#### EXERCISE MATERIALS

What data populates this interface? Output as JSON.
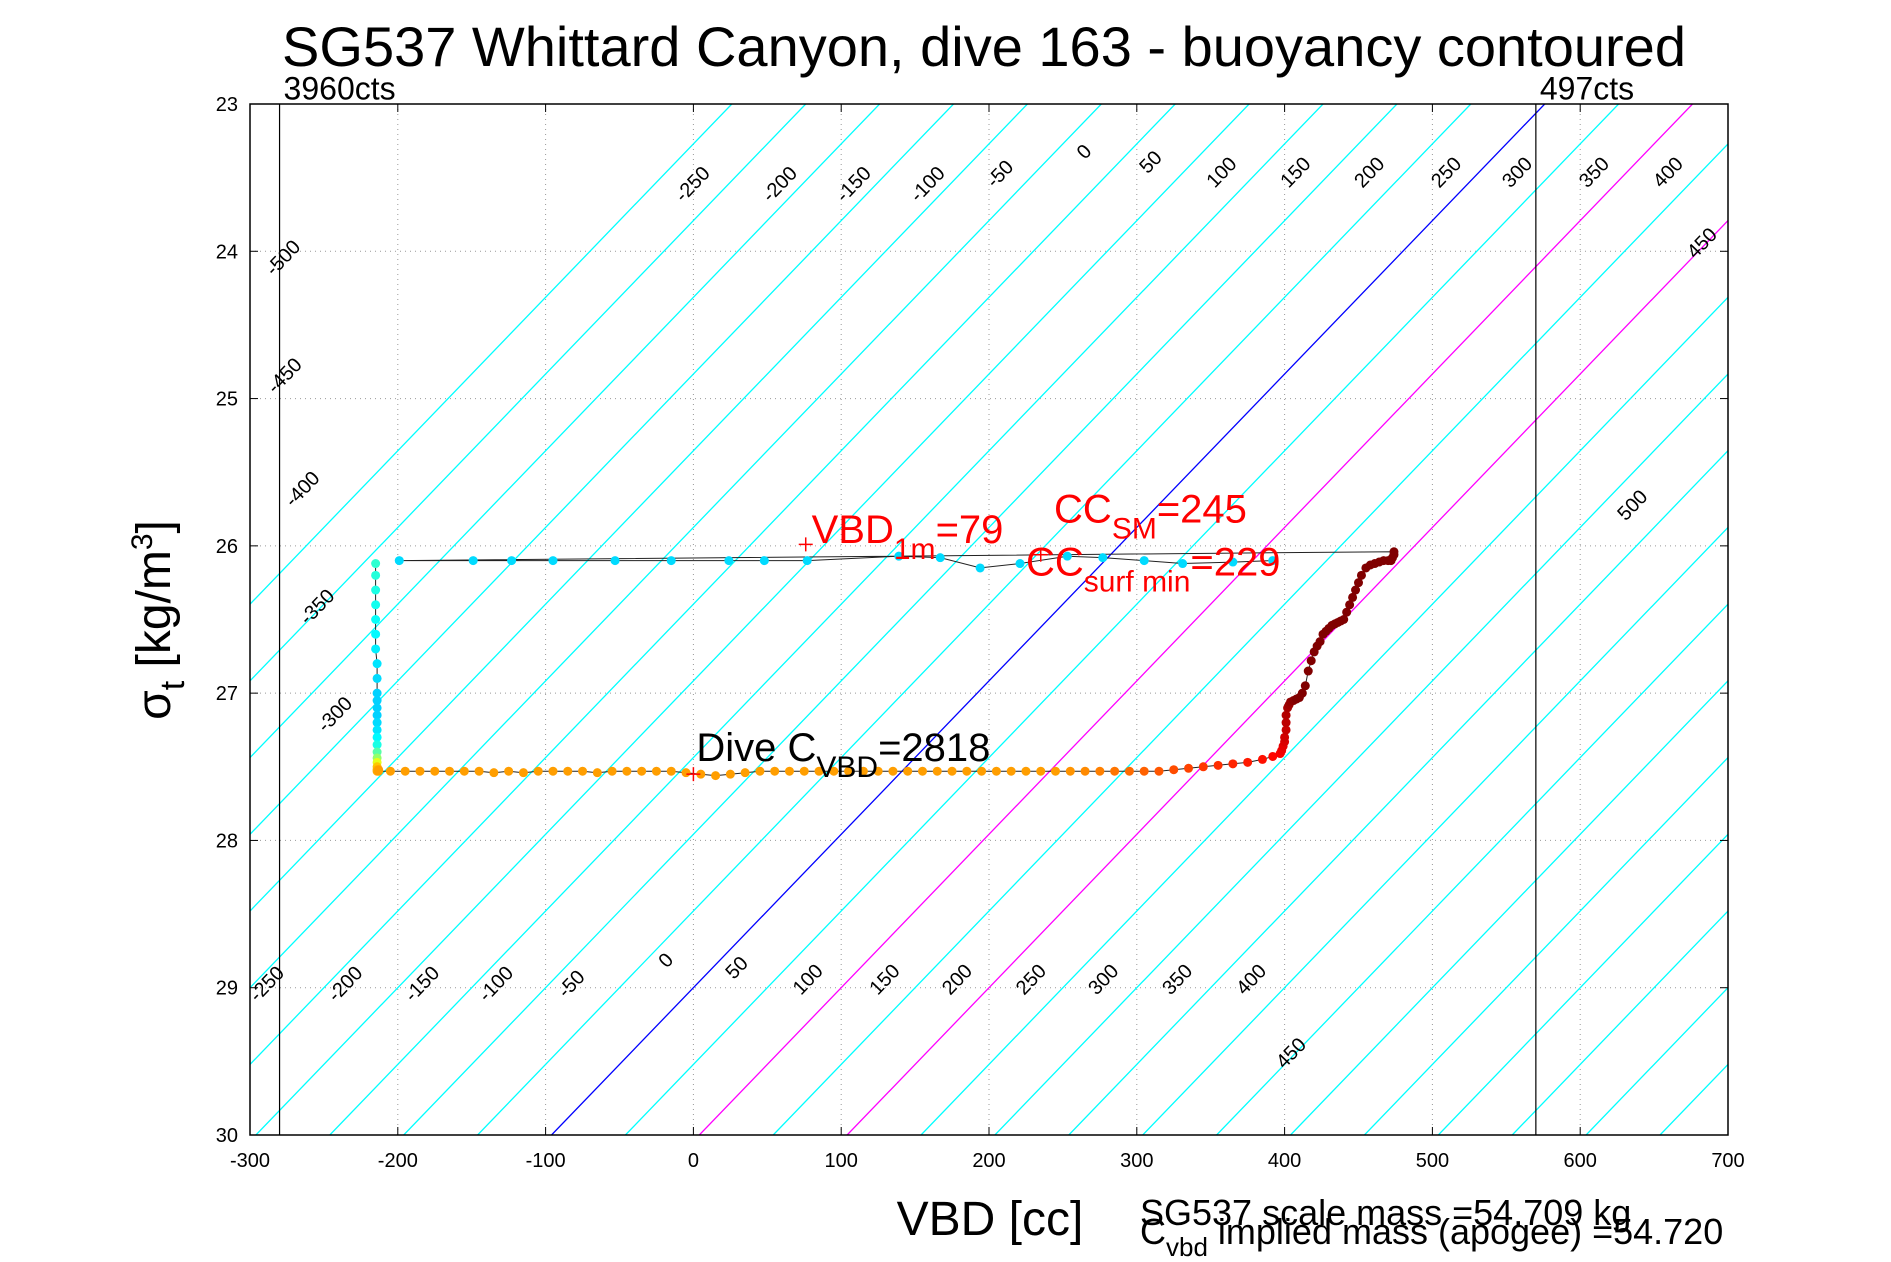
{
  "chart_data": {
    "type": "scatter",
    "title": "SG537 Whittard Canyon, dive 163 - buoyancy contoured",
    "xlabel": "VBD [cc]",
    "ylabel": {
      "base": "σ",
      "sub": "t",
      "rest": " [kg/m",
      "sup": "3",
      "end": "]"
    },
    "xlim": [
      -300,
      700
    ],
    "ylim": [
      30,
      23
    ],
    "y_reversed": true,
    "grid": true,
    "x_ticks": [
      "-300",
      "-200",
      "-100",
      "0",
      "100",
      "200",
      "300",
      "400",
      "500",
      "600",
      "700"
    ],
    "y_ticks": [
      "23",
      "24",
      "25",
      "26",
      "27",
      "28",
      "29",
      "30"
    ],
    "contour_slope_cc_per_sigma": -96,
    "contours": [
      -550,
      -500,
      -450,
      -400,
      -350,
      -300,
      -250,
      -200,
      -150,
      -100,
      -50,
      0,
      50,
      100,
      150,
      200,
      250,
      300,
      350,
      400,
      450,
      500,
      550,
      600,
      650,
      700,
      750
    ],
    "contour_colors": {
      "default": "#00ffff",
      "zero": "#0000ff",
      "highlight": "#ff00ff"
    },
    "highlight_contours": [
      100,
      200
    ],
    "contour_labels": [
      {
        "text": "-500",
        "x": -277,
        "y": 24.05
      },
      {
        "text": "-450",
        "x": -276,
        "y": 24.85
      },
      {
        "text": "-400",
        "x": -264,
        "y": 25.62
      },
      {
        "text": "-350",
        "x": -254,
        "y": 26.42
      },
      {
        "text": "-300",
        "x": -242,
        "y": 27.15
      },
      {
        "text": "-250",
        "x": 0,
        "y": 23.55
      },
      {
        "text": "-200",
        "x": 59,
        "y": 23.55
      },
      {
        "text": "-150",
        "x": 109,
        "y": 23.55
      },
      {
        "text": "-100",
        "x": 159,
        "y": 23.55
      },
      {
        "text": "-50",
        "x": 208,
        "y": 23.48
      },
      {
        "text": "0",
        "x": 265,
        "y": 23.33
      },
      {
        "text": "50",
        "x": 310,
        "y": 23.4
      },
      {
        "text": "100",
        "x": 358,
        "y": 23.47
      },
      {
        "text": "150",
        "x": 408,
        "y": 23.47
      },
      {
        "text": "200",
        "x": 458,
        "y": 23.47
      },
      {
        "text": "250",
        "x": 510,
        "y": 23.47
      },
      {
        "text": "300",
        "x": 558,
        "y": 23.47
      },
      {
        "text": "350",
        "x": 610,
        "y": 23.47
      },
      {
        "text": "400",
        "x": 660,
        "y": 23.47
      },
      {
        "text": "450",
        "x": 683,
        "y": 23.95
      },
      {
        "text": "500",
        "x": 636,
        "y": 25.73
      },
      {
        "text": "-250",
        "x": -288,
        "y": 28.98
      },
      {
        "text": "-200",
        "x": -235,
        "y": 28.98
      },
      {
        "text": "-150",
        "x": -183,
        "y": 28.98
      },
      {
        "text": "-100",
        "x": -133,
        "y": 28.98
      },
      {
        "text": "-50",
        "x": -82,
        "y": 28.98
      },
      {
        "text": "0",
        "x": -18,
        "y": 28.82
      },
      {
        "text": "50",
        "x": 30,
        "y": 28.87
      },
      {
        "text": "100",
        "x": 78,
        "y": 28.95
      },
      {
        "text": "150",
        "x": 130,
        "y": 28.95
      },
      {
        "text": "200",
        "x": 179,
        "y": 28.95
      },
      {
        "text": "250",
        "x": 229,
        "y": 28.95
      },
      {
        "text": "300",
        "x": 278,
        "y": 28.95
      },
      {
        "text": "350",
        "x": 328,
        "y": 28.95
      },
      {
        "text": "400",
        "x": 378,
        "y": 28.95
      },
      {
        "text": "450",
        "x": 405,
        "y": 29.45
      }
    ],
    "vertical_lines": [
      {
        "x": -280,
        "label": "3960cts",
        "label_y": 22.97
      },
      {
        "x": 570,
        "label": "497cts",
        "label_y": 22.97
      }
    ],
    "track": {
      "line_color": "#222222",
      "x": [
        -215,
        -215,
        -215,
        -215,
        -215,
        -215,
        -215,
        -214,
        -214,
        -214,
        -214,
        -214,
        -214,
        -214,
        -214,
        -214,
        -214,
        -214,
        -214,
        -214,
        -214,
        -214,
        -214,
        -213,
        -213,
        -205,
        -195,
        -185,
        -175,
        -165,
        -155,
        -145,
        -135,
        -125,
        -115,
        -105,
        -95,
        -85,
        -75,
        -65,
        -55,
        -45,
        -35,
        -25,
        -15,
        -5,
        5,
        15,
        25,
        35,
        45,
        55,
        65,
        75,
        85,
        95,
        105,
        115,
        125,
        135,
        145,
        155,
        165,
        175,
        185,
        195,
        205,
        215,
        225,
        235,
        245,
        255,
        265,
        275,
        285,
        295,
        305,
        315,
        325,
        335,
        345,
        355,
        365,
        375,
        385,
        392,
        397,
        398,
        399,
        400,
        400,
        401,
        401,
        401,
        402,
        403,
        404,
        406,
        408,
        410,
        412,
        414,
        416,
        418,
        420,
        422,
        424,
        426,
        428,
        430,
        432,
        434,
        436,
        438,
        440,
        442,
        444,
        446,
        448,
        450,
        452,
        455,
        458,
        461,
        464,
        467,
        470,
        472,
        473,
        474,
        474,
        -199,
        -149,
        -123,
        -95,
        -53,
        -15,
        24,
        48,
        77,
        139,
        167,
        194,
        221,
        253,
        277,
        305,
        331,
        365,
        392
      ],
      "y": [
        26.12,
        26.2,
        26.3,
        26.4,
        26.5,
        26.6,
        26.7,
        26.8,
        26.9,
        27,
        27.05,
        27.1,
        27.15,
        27.2,
        27.25,
        27.3,
        27.35,
        27.4,
        27.44,
        27.47,
        27.5,
        27.52,
        27.53,
        27.52,
        27.53,
        27.53,
        27.53,
        27.53,
        27.53,
        27.53,
        27.53,
        27.53,
        27.54,
        27.53,
        27.54,
        27.53,
        27.53,
        27.53,
        27.53,
        27.54,
        27.53,
        27.53,
        27.53,
        27.53,
        27.53,
        27.54,
        27.55,
        27.56,
        27.55,
        27.54,
        27.53,
        27.53,
        27.53,
        27.53,
        27.53,
        27.53,
        27.53,
        27.53,
        27.53,
        27.53,
        27.53,
        27.53,
        27.53,
        27.53,
        27.53,
        27.53,
        27.53,
        27.53,
        27.53,
        27.53,
        27.53,
        27.53,
        27.53,
        27.53,
        27.53,
        27.53,
        27.53,
        27.53,
        27.52,
        27.51,
        27.5,
        27.49,
        27.48,
        27.47,
        27.45,
        27.43,
        27.41,
        27.39,
        27.36,
        27.33,
        27.3,
        27.25,
        27.2,
        27.15,
        27.1,
        27.08,
        27.06,
        27.05,
        27.04,
        27.03,
        27.0,
        26.95,
        26.85,
        26.78,
        26.72,
        26.68,
        26.65,
        26.6,
        26.58,
        26.56,
        26.54,
        26.53,
        26.52,
        26.51,
        26.5,
        26.45,
        26.4,
        26.35,
        26.3,
        26.25,
        26.2,
        26.15,
        26.13,
        26.12,
        26.11,
        26.1,
        26.1,
        26.1,
        26.08,
        26.06,
        26.04,
        26.1,
        26.1,
        26.1,
        26.1,
        26.1,
        26.1,
        26.1,
        26.1,
        26.1,
        26.07,
        26.08,
        26.15,
        26.12,
        26.07,
        26.08,
        26.1,
        26.12,
        26.11,
        26.1
      ],
      "c": [
        0.42,
        0.41,
        0.4,
        0.39,
        0.38,
        0.37,
        0.36,
        0.35,
        0.34,
        0.33,
        0.33,
        0.33,
        0.33,
        0.34,
        0.35,
        0.37,
        0.4,
        0.46,
        0.52,
        0.6,
        0.68,
        0.7,
        0.71,
        0.72,
        0.72,
        0.72,
        0.72,
        0.72,
        0.72,
        0.72,
        0.72,
        0.72,
        0.72,
        0.72,
        0.72,
        0.72,
        0.72,
        0.72,
        0.72,
        0.72,
        0.72,
        0.72,
        0.72,
        0.72,
        0.72,
        0.72,
        0.72,
        0.72,
        0.72,
        0.72,
        0.72,
        0.72,
        0.72,
        0.72,
        0.72,
        0.72,
        0.72,
        0.72,
        0.72,
        0.72,
        0.72,
        0.72,
        0.72,
        0.72,
        0.72,
        0.72,
        0.72,
        0.72,
        0.72,
        0.72,
        0.72,
        0.73,
        0.74,
        0.75,
        0.76,
        0.77,
        0.78,
        0.79,
        0.8,
        0.81,
        0.82,
        0.83,
        0.84,
        0.85,
        0.86,
        0.87,
        0.88,
        0.89,
        0.9,
        0.91,
        0.92,
        0.93,
        0.94,
        0.95,
        0.96,
        0.97,
        0.98,
        0.99,
        1.0,
        1.0,
        1.0,
        1.0,
        1.0,
        1.0,
        1.0,
        1.0,
        1.0,
        1.0,
        1.0,
        1.0,
        1.0,
        1.0,
        1.0,
        1.0,
        1.0,
        1.0,
        1.0,
        1.0,
        1.0,
        1.0,
        1.0,
        1.0,
        1.0,
        1.0,
        1.0,
        1.0,
        1.0,
        1.0,
        1.0,
        1.0,
        1.0,
        0.34,
        0.34,
        0.34,
        0.34,
        0.34,
        0.34,
        0.34,
        0.34,
        0.34,
        0.34,
        0.34,
        0.34,
        0.34,
        0.34,
        0.34,
        0.34,
        0.34,
        0.34,
        0.34
      ]
    },
    "markers": [
      {
        "x": 76,
        "y": 25.99
      },
      {
        "x": 235,
        "y": 26.06
      },
      {
        "x": 0,
        "y": 27.55
      }
    ],
    "annotations": [
      {
        "name": "vbd-1m",
        "x": 80,
        "y": 25.98,
        "color": "#ff0000",
        "parts": [
          {
            "t": "VBD",
            "s": "n"
          },
          {
            "t": "1m",
            "s": "sub"
          },
          {
            "t": "=79",
            "s": "n"
          }
        ]
      },
      {
        "name": "cc-sm",
        "x": 244,
        "y": 25.84,
        "color": "#ff0000",
        "parts": [
          {
            "t": "CC",
            "s": "n"
          },
          {
            "t": "SM",
            "s": "sub"
          },
          {
            "t": "=245",
            "s": "n"
          }
        ]
      },
      {
        "name": "cc-surf-min",
        "x": 225,
        "y": 26.2,
        "color": "#ff0000",
        "parts": [
          {
            "t": "CC",
            "s": "n"
          },
          {
            "t": "surf min",
            "s": "sub"
          },
          {
            "t": "=229",
            "s": "n"
          }
        ]
      },
      {
        "name": "dive-cvbd",
        "x": 2,
        "y": 27.46,
        "color": "#000000",
        "parts": [
          {
            "t": "Dive C",
            "s": "n"
          },
          {
            "t": "VBD",
            "s": "sub"
          },
          {
            "t": "=2818",
            "s": "n"
          }
        ]
      }
    ],
    "footer": {
      "scale_mass": "SG537 scale mass =54.709 kg",
      "implied_base": "C",
      "implied_sub": "vbd",
      "implied_rest": " implied mass (apogee) =54.720"
    }
  }
}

########

# [REQUIREMENT]
Locate each line containing the string "mass" and show it.

# [SOLVED PROBLEM]
      "scale_mass": "SG537 scale mass =54.709 kg",
      "implied_rest": " implied mass (apogee) =54.720"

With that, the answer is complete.